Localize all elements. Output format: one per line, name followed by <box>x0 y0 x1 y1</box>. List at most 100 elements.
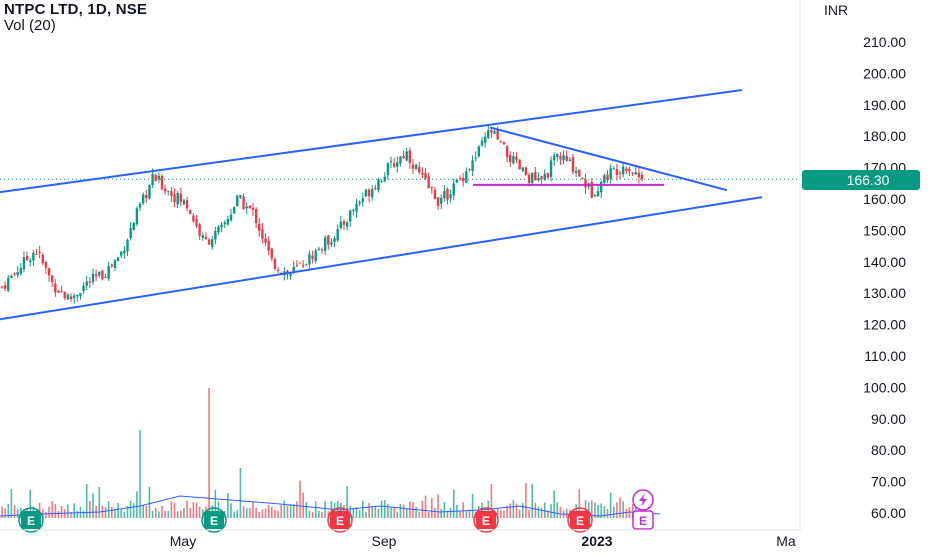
candle-body <box>414 164 418 169</box>
candle-body <box>98 271 101 276</box>
volume-bar <box>201 509 204 518</box>
candle-body <box>126 239 129 252</box>
candle-body <box>295 264 299 266</box>
volume-bar <box>459 510 461 518</box>
price-tick-label: 90.00 <box>871 411 906 427</box>
currency-label: INR <box>824 2 848 18</box>
volume-bar <box>132 503 135 518</box>
candle-body <box>386 163 390 175</box>
candle-body <box>606 174 609 181</box>
lightning-icon[interactable] <box>632 489 654 511</box>
candle-body <box>210 239 214 247</box>
upcoming-earnings-badge <box>632 510 654 530</box>
candle-body <box>377 179 380 191</box>
volume-bar <box>45 511 47 518</box>
candle-body <box>198 224 201 237</box>
candle-body <box>596 191 600 197</box>
volume-bar <box>186 500 188 518</box>
drawings-layer[interactable] <box>0 89 763 321</box>
volume-bar <box>183 508 185 518</box>
channel-lower-trendline[interactable] <box>0 196 763 321</box>
candle-body <box>154 175 157 181</box>
price-tick-label: 70.00 <box>871 474 906 490</box>
volume-bar <box>1 506 3 518</box>
volume-bar <box>67 504 69 518</box>
volume-bar <box>371 506 373 518</box>
volume-bar <box>280 504 283 518</box>
volume-bar <box>481 502 483 518</box>
candle-body <box>374 187 377 189</box>
candle-body <box>239 195 242 198</box>
candle-body <box>54 283 57 293</box>
triangle-upper-trendline[interactable] <box>489 126 728 192</box>
volume-bar <box>333 502 336 518</box>
earnings-marker[interactable]: E <box>567 507 593 533</box>
price-tick-label: 210.00 <box>863 34 906 50</box>
candle-body <box>615 168 619 175</box>
volume-indicator-label[interactable]: Vol (20) <box>4 17 56 34</box>
channel-upper-trendline[interactable] <box>0 89 743 194</box>
candle-body <box>311 255 314 260</box>
price-tick-label: 60.00 <box>871 505 906 521</box>
volume-bar <box>550 504 552 518</box>
candle-body <box>468 169 471 171</box>
candle-body <box>179 193 183 203</box>
candle-body <box>132 223 135 230</box>
time-axis[interactable]: May Sep 2023 Ma <box>170 533 796 549</box>
candle-body <box>396 162 399 167</box>
volume-bar <box>437 494 439 518</box>
candle-body <box>157 175 161 180</box>
candle-body <box>148 184 151 199</box>
volume-bar <box>76 511 79 518</box>
candle-body <box>612 168 615 170</box>
volume-bar <box>412 502 414 518</box>
candle-body <box>101 270 104 280</box>
candle-body <box>327 235 330 245</box>
candle-body <box>418 166 421 173</box>
volume-bar <box>92 493 94 518</box>
volume-bar <box>390 507 392 518</box>
volume-bar <box>324 501 326 518</box>
candle-body <box>458 178 462 180</box>
price-axis[interactable]: INR 210.00200.00190.00180.00170.00160.00… <box>824 2 906 521</box>
candle-body <box>135 208 139 225</box>
volume-bar <box>506 505 508 518</box>
volume-bar <box>431 498 433 518</box>
earnings-marker[interactable]: E <box>18 507 44 533</box>
volume-bar <box>192 502 195 518</box>
candle-body <box>618 172 622 174</box>
candle-body <box>16 272 19 276</box>
volume-bar <box>553 490 555 518</box>
earnings-marker[interactable]: E <box>327 507 353 533</box>
volume-bar <box>236 509 239 518</box>
candle-body <box>559 156 562 160</box>
earnings-marker[interactable]: E <box>473 507 499 533</box>
upcoming-earnings-marker[interactable]: E <box>632 510 654 530</box>
volume-bar <box>374 505 377 518</box>
candle-body <box>91 273 95 283</box>
candle-body <box>176 192 179 205</box>
candle-body <box>552 155 556 161</box>
candle-body <box>320 249 324 251</box>
volume-bar <box>104 507 107 518</box>
symbol-title[interactable]: NTPC LTD, 1D, NSE <box>4 1 148 18</box>
candle-body <box>242 196 245 210</box>
volume-bar <box>616 502 618 518</box>
volume-bar <box>409 501 411 518</box>
candle-body <box>145 195 148 198</box>
earnings-marker-ring <box>327 507 353 533</box>
earnings-marker[interactable]: E <box>201 507 227 533</box>
volume-bar <box>540 507 543 518</box>
volume-bar <box>60 506 63 518</box>
candle-body <box>151 173 154 186</box>
volume-bar <box>449 507 452 518</box>
volume-bar <box>597 505 599 518</box>
volume-bar <box>29 489 32 518</box>
volume-bar <box>148 486 151 518</box>
volume-bar <box>318 510 320 518</box>
candle-body <box>192 215 195 222</box>
volume-bar <box>255 507 257 518</box>
volume-bar <box>465 511 468 518</box>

-------------------------

■ What you need to do
Can you rename "volume-bar" to "volume-column" in the material from the line with "candle-body <box>414 164 418 169</box>" to the line with "candle-body <box>396 162 399 167</box>", giving only those lines with everything else unchanged?

■ Answer for the task
candle-body <box>414 164 418 169</box>
candle-body <box>98 271 101 276</box>
volume-column <box>201 509 204 518</box>
candle-body <box>126 239 129 252</box>
candle-body <box>295 264 299 266</box>
volume-column <box>459 510 461 518</box>
price-tick-label: 90.00 <box>871 411 906 427</box>
currency-label: INR <box>824 2 848 18</box>
volume-column <box>132 503 135 518</box>
candle-body <box>386 163 390 175</box>
candle-body <box>606 174 609 181</box>
lightning-icon[interactable] <box>632 489 654 511</box>
candle-body <box>210 239 214 247</box>
upcoming-earnings-badge <box>632 510 654 530</box>
candle-body <box>377 179 380 191</box>
volume-column <box>45 511 47 518</box>
candle-body <box>198 224 201 237</box>
candle-body <box>596 191 600 197</box>
volume-column <box>186 500 188 518</box>
drawings-layer[interactable] <box>0 89 763 321</box>
volume-column <box>183 508 185 518</box>
channel-lower-trendline[interactable] <box>0 196 763 321</box>
candle-body <box>154 175 157 181</box>
price-tick-label: 70.00 <box>871 474 906 490</box>
volume-column <box>1 506 3 518</box>
volume-column <box>67 504 69 518</box>
volume-column <box>371 506 373 518</box>
volume-column <box>280 504 283 518</box>
volume-column <box>481 502 483 518</box>
candle-body <box>374 187 377 189</box>
candle-body <box>239 195 242 198</box>
candle-body <box>54 283 57 293</box>
triangle-upper-trendline[interactable] <box>489 126 728 192</box>
volume-column <box>333 502 336 518</box>
earnings-marker[interactable]: E <box>567 507 593 533</box>
price-tick-label: 210.00 <box>863 34 906 50</box>
candle-body <box>615 168 619 175</box>
volume-indicator-label[interactable]: Vol (20) <box>4 17 56 34</box>
channel-upper-trendline[interactable] <box>0 89 743 194</box>
candle-body <box>311 255 314 260</box>
price-tick-label: 60.00 <box>871 505 906 521</box>
volume-column <box>550 504 552 518</box>
candle-body <box>468 169 471 171</box>
candle-body <box>179 193 183 203</box>
candle-body <box>132 223 135 230</box>
time-axis[interactable]: May Sep 2023 Ma <box>170 533 796 549</box>
candle-body <box>396 162 399 167</box>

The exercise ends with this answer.